━━━ EXTRACTED MATERIAL

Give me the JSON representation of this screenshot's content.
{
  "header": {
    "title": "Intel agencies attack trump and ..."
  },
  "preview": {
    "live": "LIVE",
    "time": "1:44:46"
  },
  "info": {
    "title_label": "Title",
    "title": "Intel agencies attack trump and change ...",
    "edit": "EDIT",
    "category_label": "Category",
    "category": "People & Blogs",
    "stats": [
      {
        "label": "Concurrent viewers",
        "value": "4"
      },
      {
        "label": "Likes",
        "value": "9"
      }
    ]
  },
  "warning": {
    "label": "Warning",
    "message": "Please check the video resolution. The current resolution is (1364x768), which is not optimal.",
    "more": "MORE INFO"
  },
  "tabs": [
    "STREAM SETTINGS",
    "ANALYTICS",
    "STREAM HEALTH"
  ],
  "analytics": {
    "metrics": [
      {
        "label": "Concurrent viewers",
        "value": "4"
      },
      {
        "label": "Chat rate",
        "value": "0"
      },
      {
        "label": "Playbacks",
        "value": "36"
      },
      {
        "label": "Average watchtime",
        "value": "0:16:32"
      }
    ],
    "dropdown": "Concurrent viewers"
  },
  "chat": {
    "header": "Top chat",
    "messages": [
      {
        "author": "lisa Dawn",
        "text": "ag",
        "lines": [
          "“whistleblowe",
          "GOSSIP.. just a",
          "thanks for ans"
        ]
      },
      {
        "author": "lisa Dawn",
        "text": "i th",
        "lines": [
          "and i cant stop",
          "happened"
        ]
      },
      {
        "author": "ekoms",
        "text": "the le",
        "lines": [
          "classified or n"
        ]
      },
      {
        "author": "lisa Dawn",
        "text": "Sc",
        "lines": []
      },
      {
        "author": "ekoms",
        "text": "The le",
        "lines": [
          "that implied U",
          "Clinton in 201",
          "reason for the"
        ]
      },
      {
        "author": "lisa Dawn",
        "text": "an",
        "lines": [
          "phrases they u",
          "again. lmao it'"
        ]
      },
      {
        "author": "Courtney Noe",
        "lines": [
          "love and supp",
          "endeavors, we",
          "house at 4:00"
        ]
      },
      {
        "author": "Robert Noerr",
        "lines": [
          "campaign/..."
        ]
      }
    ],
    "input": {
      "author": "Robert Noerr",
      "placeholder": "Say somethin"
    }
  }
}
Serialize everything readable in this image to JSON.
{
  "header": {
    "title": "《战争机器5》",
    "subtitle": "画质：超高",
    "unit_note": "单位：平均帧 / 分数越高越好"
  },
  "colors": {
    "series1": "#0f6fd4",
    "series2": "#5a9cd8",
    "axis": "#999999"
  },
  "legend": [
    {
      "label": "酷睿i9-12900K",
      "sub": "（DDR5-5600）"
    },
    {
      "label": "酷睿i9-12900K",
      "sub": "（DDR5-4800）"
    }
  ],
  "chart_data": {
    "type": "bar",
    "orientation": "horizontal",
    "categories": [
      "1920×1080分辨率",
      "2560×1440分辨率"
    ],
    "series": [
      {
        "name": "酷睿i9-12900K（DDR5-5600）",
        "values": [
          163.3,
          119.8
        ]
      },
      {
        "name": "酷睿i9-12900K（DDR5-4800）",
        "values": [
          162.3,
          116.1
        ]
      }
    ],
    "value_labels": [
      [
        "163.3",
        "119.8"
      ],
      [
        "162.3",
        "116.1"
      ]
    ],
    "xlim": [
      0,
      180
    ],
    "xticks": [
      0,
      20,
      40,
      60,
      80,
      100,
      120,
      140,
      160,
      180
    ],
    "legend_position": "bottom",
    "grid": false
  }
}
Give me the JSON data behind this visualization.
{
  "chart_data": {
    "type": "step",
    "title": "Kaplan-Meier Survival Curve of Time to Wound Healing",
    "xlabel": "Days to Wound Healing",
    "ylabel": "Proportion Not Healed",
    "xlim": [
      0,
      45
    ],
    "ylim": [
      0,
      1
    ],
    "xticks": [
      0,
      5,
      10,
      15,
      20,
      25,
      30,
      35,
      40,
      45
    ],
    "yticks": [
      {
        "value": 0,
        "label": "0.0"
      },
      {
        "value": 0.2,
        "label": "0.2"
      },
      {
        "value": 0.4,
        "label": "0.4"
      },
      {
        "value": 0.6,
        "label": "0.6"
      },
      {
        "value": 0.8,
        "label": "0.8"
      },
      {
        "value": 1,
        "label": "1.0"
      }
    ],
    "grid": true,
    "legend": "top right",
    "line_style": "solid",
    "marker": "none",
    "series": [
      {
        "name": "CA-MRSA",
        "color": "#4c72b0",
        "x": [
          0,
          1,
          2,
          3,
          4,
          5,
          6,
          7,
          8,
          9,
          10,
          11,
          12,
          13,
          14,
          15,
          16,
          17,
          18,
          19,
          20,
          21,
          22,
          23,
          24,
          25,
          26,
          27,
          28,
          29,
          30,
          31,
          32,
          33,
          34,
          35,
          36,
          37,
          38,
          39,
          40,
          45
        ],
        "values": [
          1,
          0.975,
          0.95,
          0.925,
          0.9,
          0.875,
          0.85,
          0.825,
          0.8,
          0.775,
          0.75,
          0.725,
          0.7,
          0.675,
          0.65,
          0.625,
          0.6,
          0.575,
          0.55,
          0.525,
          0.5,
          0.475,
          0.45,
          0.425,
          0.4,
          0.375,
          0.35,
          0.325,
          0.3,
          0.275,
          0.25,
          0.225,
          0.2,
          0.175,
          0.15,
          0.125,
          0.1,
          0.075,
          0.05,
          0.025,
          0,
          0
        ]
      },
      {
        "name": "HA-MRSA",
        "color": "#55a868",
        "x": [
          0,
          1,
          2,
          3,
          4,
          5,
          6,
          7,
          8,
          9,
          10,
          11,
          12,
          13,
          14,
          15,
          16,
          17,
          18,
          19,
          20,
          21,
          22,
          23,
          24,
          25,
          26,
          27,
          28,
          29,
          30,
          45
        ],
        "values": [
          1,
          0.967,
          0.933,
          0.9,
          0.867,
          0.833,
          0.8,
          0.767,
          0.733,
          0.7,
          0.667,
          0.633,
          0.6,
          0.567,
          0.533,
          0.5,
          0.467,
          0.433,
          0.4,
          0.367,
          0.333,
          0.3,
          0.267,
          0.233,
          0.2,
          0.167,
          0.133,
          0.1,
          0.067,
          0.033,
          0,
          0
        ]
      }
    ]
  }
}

━━━━━━

> TO BE DONE
Show every line of the records above that contains the word "attack".

> FULL RESPONSE
    "title": "Intel agencies attack trump and ..."
    "title": "Intel agencies attack trump and change ...",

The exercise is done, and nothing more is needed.